[WHAT THE TASK ASKS] Set down each entry exactly as given; pictures should not appear in the copy.

[DATA TO PROCESS]
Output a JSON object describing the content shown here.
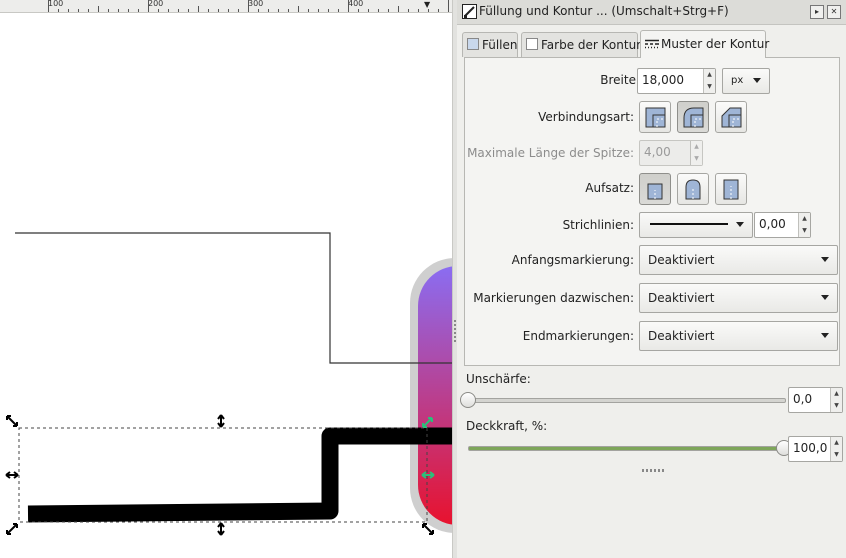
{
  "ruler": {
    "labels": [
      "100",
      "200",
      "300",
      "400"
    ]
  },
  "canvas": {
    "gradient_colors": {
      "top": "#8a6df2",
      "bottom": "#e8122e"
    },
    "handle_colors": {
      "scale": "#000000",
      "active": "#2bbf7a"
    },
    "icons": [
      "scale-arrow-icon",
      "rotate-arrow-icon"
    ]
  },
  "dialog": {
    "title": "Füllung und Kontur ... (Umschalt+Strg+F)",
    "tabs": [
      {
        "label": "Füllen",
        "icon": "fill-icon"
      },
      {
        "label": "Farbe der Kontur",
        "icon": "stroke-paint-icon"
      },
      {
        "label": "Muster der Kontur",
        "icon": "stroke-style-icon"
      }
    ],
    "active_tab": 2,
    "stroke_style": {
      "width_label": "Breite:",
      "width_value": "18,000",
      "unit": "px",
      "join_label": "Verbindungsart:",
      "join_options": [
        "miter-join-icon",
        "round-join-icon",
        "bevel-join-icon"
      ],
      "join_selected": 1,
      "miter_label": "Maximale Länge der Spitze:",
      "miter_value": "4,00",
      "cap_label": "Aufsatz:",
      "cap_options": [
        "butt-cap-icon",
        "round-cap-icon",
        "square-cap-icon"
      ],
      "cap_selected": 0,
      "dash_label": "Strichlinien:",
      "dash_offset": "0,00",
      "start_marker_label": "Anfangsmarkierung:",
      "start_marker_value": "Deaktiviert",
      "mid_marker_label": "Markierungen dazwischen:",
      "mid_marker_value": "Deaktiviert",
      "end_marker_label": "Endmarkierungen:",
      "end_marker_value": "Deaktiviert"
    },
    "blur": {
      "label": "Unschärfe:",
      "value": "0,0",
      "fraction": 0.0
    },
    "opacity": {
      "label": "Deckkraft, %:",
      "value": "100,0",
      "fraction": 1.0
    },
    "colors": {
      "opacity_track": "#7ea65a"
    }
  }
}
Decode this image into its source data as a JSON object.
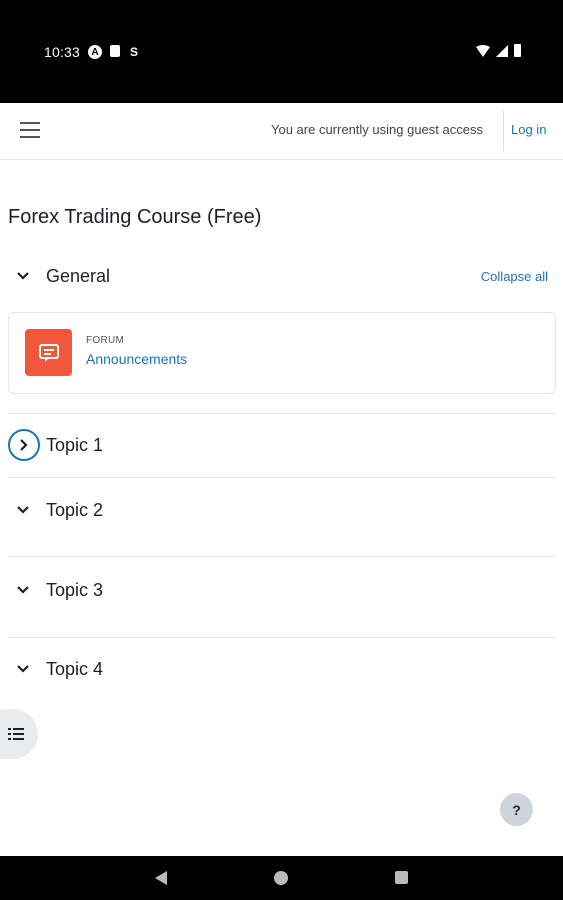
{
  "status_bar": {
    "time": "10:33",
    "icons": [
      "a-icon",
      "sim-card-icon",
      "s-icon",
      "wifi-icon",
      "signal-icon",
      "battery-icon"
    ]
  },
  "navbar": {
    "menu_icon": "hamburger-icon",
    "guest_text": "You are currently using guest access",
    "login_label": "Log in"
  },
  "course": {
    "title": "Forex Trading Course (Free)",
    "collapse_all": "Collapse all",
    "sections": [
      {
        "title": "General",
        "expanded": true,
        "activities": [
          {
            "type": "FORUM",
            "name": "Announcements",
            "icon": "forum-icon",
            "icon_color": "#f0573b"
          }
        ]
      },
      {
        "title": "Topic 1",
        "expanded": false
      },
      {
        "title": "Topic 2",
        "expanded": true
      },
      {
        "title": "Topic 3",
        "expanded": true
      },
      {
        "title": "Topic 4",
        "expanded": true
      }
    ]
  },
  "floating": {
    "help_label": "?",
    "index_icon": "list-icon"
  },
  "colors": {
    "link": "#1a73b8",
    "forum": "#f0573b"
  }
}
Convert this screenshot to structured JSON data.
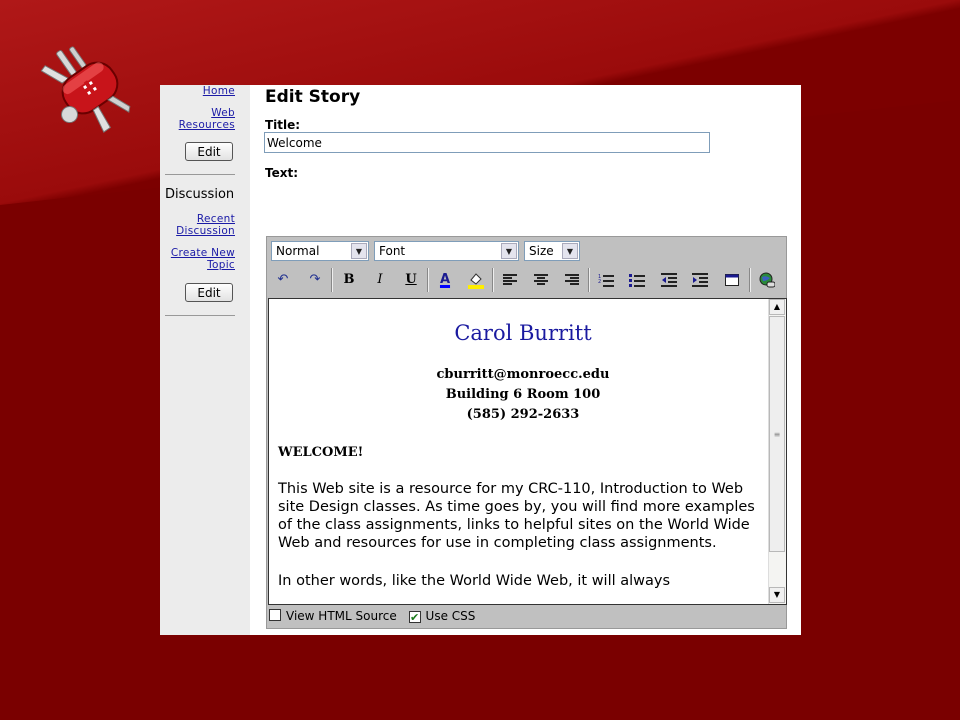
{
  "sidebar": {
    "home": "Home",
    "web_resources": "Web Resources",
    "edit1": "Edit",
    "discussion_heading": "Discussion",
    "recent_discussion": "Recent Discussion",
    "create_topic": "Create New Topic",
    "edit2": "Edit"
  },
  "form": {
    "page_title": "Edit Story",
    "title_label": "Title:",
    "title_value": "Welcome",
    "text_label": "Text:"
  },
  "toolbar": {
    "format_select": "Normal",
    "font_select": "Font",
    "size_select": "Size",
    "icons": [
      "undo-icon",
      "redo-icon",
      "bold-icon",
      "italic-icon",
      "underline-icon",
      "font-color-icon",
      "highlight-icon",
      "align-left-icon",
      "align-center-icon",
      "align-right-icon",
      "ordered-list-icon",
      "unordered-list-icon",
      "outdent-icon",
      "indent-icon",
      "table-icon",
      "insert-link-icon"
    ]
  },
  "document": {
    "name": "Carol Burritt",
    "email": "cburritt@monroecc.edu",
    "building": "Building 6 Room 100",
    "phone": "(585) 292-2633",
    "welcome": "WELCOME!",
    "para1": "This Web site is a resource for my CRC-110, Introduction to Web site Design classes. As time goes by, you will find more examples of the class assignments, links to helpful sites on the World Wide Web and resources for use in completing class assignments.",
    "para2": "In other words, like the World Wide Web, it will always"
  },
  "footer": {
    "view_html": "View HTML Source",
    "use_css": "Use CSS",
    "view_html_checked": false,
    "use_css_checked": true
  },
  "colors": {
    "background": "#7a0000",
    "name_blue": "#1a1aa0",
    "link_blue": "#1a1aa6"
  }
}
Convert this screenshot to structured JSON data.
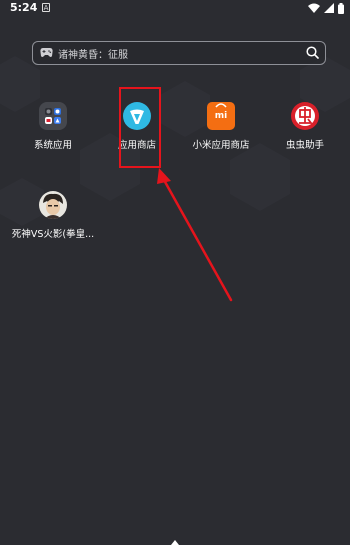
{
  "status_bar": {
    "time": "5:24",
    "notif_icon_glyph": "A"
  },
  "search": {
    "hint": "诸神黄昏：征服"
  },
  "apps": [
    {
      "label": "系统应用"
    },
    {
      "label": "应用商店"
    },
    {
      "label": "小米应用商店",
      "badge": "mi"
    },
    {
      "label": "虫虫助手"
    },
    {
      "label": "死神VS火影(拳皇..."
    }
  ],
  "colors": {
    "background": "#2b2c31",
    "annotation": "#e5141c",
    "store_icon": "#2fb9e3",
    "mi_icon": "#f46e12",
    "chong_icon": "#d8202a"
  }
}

[WRITTEN SOLUTION]
Output a JSON object describing the content shown here.
{
  "ruler": {
    "labels": [
      "100",
      "200",
      "300",
      "400"
    ]
  },
  "canvas": {
    "gradient_colors": {
      "top": "#8a6df2",
      "bottom": "#e8122e"
    },
    "handle_colors": {
      "scale": "#000000",
      "active": "#2bbf7a"
    },
    "icons": [
      "scale-arrow-icon",
      "rotate-arrow-icon"
    ]
  },
  "dialog": {
    "title": "Füllung und Kontur ... (Umschalt+Strg+F)",
    "tabs": [
      {
        "label": "Füllen",
        "icon": "fill-icon"
      },
      {
        "label": "Farbe der Kontur",
        "icon": "stroke-paint-icon"
      },
      {
        "label": "Muster der Kontur",
        "icon": "stroke-style-icon"
      }
    ],
    "active_tab": 2,
    "stroke_style": {
      "width_label": "Breite:",
      "width_value": "18,000",
      "unit": "px",
      "join_label": "Verbindungsart:",
      "join_options": [
        "miter-join-icon",
        "round-join-icon",
        "bevel-join-icon"
      ],
      "join_selected": 1,
      "miter_label": "Maximale Länge der Spitze:",
      "miter_value": "4,00",
      "cap_label": "Aufsatz:",
      "cap_options": [
        "butt-cap-icon",
        "round-cap-icon",
        "square-cap-icon"
      ],
      "cap_selected": 0,
      "dash_label": "Strichlinien:",
      "dash_offset": "0,00",
      "start_marker_label": "Anfangsmarkierung:",
      "start_marker_value": "Deaktiviert",
      "mid_marker_label": "Markierungen dazwischen:",
      "mid_marker_value": "Deaktiviert",
      "end_marker_label": "Endmarkierungen:",
      "end_marker_value": "Deaktiviert"
    },
    "blur": {
      "label": "Unschärfe:",
      "value": "0,0",
      "fraction": 0.0
    },
    "opacity": {
      "label": "Deckkraft, %:",
      "value": "100,0",
      "fraction": 1.0
    },
    "colors": {
      "opacity_track": "#7ea65a"
    }
  }
}
Decode this image into its source data as a JSON object.
{
  "status_bar": {
    "time": "10:33",
    "icons": [
      "a-icon",
      "sim-card-icon",
      "s-icon",
      "wifi-icon",
      "signal-icon",
      "battery-icon"
    ]
  },
  "navbar": {
    "menu_icon": "hamburger-icon",
    "guest_text": "You are currently using guest access",
    "login_label": "Log in"
  },
  "course": {
    "title": "Forex Trading Course (Free)",
    "collapse_all": "Collapse all",
    "sections": [
      {
        "title": "General",
        "expanded": true,
        "activities": [
          {
            "type": "FORUM",
            "name": "Announcements",
            "icon": "forum-icon",
            "icon_color": "#f0573b"
          }
        ]
      },
      {
        "title": "Topic 1",
        "expanded": false
      },
      {
        "title": "Topic 2",
        "expanded": true
      },
      {
        "title": "Topic 3",
        "expanded": true
      },
      {
        "title": "Topic 4",
        "expanded": true
      }
    ]
  },
  "floating": {
    "help_label": "?",
    "index_icon": "list-icon"
  },
  "colors": {
    "link": "#1a73b8",
    "forum": "#f0573b"
  }
}
Convert this screenshot to structured JSON data.
{
  "sidebar": {
    "home": "Home",
    "web_resources": "Web Resources",
    "edit1": "Edit",
    "discussion_heading": "Discussion",
    "recent_discussion": "Recent Discussion",
    "create_topic": "Create New Topic",
    "edit2": "Edit"
  },
  "form": {
    "page_title": "Edit Story",
    "title_label": "Title:",
    "title_value": "Welcome",
    "text_label": "Text:"
  },
  "toolbar": {
    "format_select": "Normal",
    "font_select": "Font",
    "size_select": "Size",
    "icons": [
      "undo-icon",
      "redo-icon",
      "bold-icon",
      "italic-icon",
      "underline-icon",
      "font-color-icon",
      "highlight-icon",
      "align-left-icon",
      "align-center-icon",
      "align-right-icon",
      "ordered-list-icon",
      "unordered-list-icon",
      "outdent-icon",
      "indent-icon",
      "table-icon",
      "insert-link-icon"
    ]
  },
  "document": {
    "name": "Carol Burritt",
    "email": "cburritt@monroecc.edu",
    "building": "Building 6 Room 100",
    "phone": "(585) 292-2633",
    "welcome": "WELCOME!",
    "para1": "This Web site is a resource for my CRC-110, Introduction to Web site Design classes. As time goes by, you will find more examples of the class assignments, links to helpful sites on the World Wide Web and resources for use in completing class assignments.",
    "para2": "In other words, like the World Wide Web, it will always"
  },
  "footer": {
    "view_html": "View HTML Source",
    "use_css": "Use CSS",
    "view_html_checked": false,
    "use_css_checked": true
  },
  "colors": {
    "background": "#7a0000",
    "name_blue": "#1a1aa0",
    "link_blue": "#1a1aa6"
  }
}
Convert this screenshot to structured JSON data.
{
  "status_bar": {
    "time": "5:24",
    "notif_icon_glyph": "A"
  },
  "search": {
    "hint": "诸神黄昏：征服"
  },
  "apps": [
    {
      "label": "系统应用"
    },
    {
      "label": "应用商店"
    },
    {
      "label": "小米应用商店",
      "badge": "mi"
    },
    {
      "label": "虫虫助手"
    },
    {
      "label": "死神VS火影(拳皇..."
    }
  ],
  "colors": {
    "background": "#2b2c31",
    "annotation": "#e5141c",
    "store_icon": "#2fb9e3",
    "mi_icon": "#f46e12",
    "chong_icon": "#d8202a"
  }
}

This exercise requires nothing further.